-- Begin DATA PROVIDED --

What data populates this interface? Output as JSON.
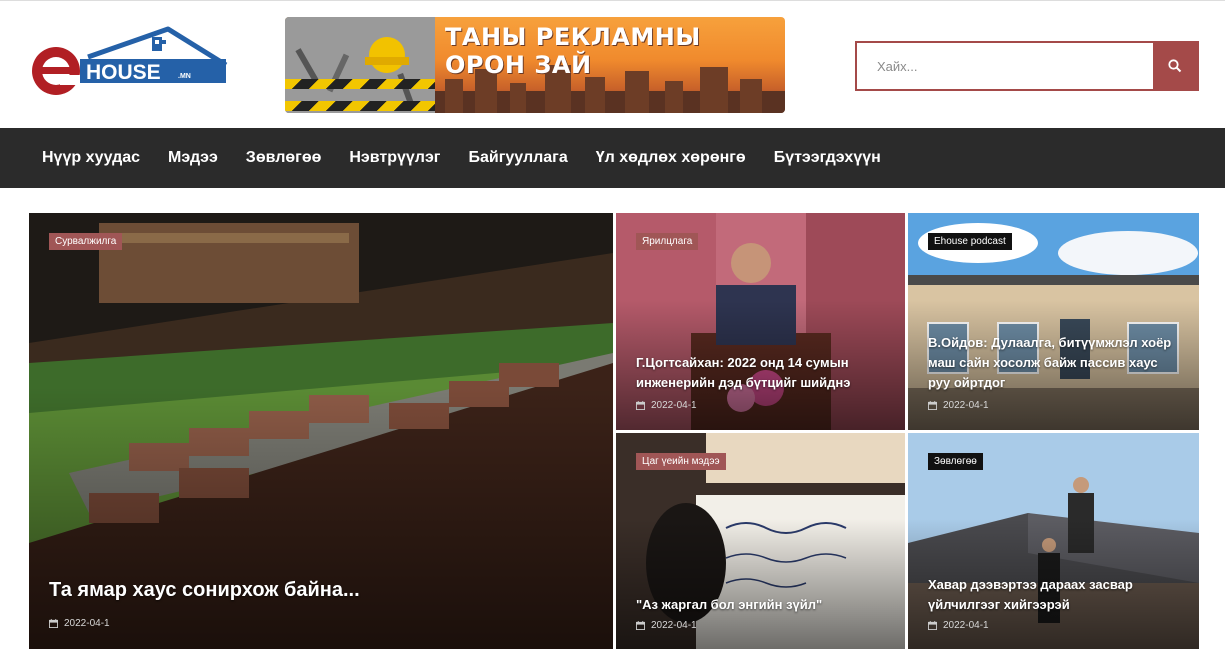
{
  "logo": {
    "letter": "e",
    "word": "HOUSE",
    "suffix": ".MN"
  },
  "banner": {
    "text": "ТАНЫ РЕКЛАМНЫ ОРОН ЗАЙ"
  },
  "search": {
    "placeholder": "Хайх..."
  },
  "nav": {
    "items": [
      {
        "label": "Нүүр хуудас"
      },
      {
        "label": "Мэдээ"
      },
      {
        "label": "Зөвлөгөө"
      },
      {
        "label": "Нэвтрүүлэг"
      },
      {
        "label": "Байгууллага"
      },
      {
        "label": "Үл хөдлөх хөрөнгө"
      },
      {
        "label": "Бүтээгдэхүүн"
      }
    ]
  },
  "articles": [
    {
      "category": "Сурвалжилга",
      "title": "Та ямар хаус сонирхож байна...",
      "date": "2022-04-1"
    },
    {
      "category": "Ярилцлага",
      "title": "Г.Цогтсайхан: 2022 онд 14 сумын инженерийн дэд бүтцийг шийднэ",
      "date": "2022-04-1"
    },
    {
      "category": "Ehouse podcast",
      "title": "В.Ойдов: Дулаалга, битүүмжлэл хоёр маш сайн хосолж байж пассив хаус руу ойртдог",
      "date": "2022-04-1"
    },
    {
      "category": "Цаг үеийн мэдээ",
      "title": "\"Аз жаргал бол энгийн зүйл\"",
      "date": "2022-04-1"
    },
    {
      "category": "Зөвлөгөө",
      "title": "Хавар дээвэртээ дараах засвар үйлчилгээг хийгээрэй",
      "date": "2022-04-1"
    }
  ],
  "colors": {
    "accent": "#a44a49",
    "nav_bg": "#2b2b2b",
    "logo_red": "#b11f24",
    "logo_blue": "#2561a8"
  },
  "icons": {
    "search": "search-icon",
    "date": "calendar-icon"
  }
}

-- End DATA PROVIDED --

WRITTEN TASK: Going through the entries above line by line, work out how many lines include the word "category". Only the number is required.

SOLUTION TO THIS TASK: 5